Exercise material:
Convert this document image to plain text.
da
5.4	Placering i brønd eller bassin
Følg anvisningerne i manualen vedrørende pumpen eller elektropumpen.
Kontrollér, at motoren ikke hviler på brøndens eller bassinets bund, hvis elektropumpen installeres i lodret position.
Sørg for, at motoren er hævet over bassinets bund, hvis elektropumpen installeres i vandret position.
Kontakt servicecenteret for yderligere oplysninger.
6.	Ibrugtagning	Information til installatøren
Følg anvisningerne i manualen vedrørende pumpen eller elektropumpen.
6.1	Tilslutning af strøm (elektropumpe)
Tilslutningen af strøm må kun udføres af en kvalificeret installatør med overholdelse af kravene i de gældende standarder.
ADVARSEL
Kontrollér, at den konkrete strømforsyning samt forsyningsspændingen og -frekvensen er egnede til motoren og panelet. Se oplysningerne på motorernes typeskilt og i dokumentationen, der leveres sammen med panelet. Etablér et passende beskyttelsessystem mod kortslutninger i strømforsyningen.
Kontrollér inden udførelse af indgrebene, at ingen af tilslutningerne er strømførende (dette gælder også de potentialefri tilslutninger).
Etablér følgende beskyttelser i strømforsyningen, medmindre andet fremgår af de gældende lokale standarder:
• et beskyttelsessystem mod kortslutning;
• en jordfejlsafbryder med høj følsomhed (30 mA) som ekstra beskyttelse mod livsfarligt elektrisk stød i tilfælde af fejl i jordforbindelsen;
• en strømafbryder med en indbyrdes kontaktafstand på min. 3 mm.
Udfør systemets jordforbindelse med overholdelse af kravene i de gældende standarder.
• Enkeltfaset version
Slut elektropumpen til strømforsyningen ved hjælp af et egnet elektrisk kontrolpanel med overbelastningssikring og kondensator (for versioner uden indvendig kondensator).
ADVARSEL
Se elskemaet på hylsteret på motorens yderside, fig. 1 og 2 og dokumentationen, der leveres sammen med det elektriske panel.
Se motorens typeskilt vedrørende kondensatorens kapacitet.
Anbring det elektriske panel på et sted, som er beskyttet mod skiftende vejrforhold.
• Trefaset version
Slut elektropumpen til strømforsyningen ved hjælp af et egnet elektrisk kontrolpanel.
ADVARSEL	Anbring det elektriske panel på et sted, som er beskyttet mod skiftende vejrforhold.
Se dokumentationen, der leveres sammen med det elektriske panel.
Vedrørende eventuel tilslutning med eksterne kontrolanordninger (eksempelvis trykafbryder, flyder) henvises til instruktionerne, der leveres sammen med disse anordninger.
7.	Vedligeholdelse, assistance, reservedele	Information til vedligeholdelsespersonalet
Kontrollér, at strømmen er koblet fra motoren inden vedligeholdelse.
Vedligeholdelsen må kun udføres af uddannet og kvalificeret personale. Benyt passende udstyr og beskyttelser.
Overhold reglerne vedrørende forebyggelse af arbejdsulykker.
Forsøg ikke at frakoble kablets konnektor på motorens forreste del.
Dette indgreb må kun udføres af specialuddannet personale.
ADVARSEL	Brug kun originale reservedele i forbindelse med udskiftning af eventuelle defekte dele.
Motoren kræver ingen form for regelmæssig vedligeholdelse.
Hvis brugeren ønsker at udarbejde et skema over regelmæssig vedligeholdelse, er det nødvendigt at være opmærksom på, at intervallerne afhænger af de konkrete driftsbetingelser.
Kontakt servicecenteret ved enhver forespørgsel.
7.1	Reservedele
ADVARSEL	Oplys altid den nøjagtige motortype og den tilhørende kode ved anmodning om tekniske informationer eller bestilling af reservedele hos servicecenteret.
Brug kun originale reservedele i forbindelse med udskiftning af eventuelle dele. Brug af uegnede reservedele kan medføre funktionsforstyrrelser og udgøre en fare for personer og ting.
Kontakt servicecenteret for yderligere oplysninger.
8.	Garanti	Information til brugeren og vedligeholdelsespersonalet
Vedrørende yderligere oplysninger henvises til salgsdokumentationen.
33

What is required:
Filter the records for lines holding the string "brugeren". Copy each one.

The response:
Hvis brugeren ønsker at udarbejde et skema over regelmæssig vedligeholdelse, er det nødvendigt at være opmærksom på, at intervallerne afhænger af de konkrete driftsbetingelser.
8.	Garanti	Information til brugeren og vedligeholdelsespersonalet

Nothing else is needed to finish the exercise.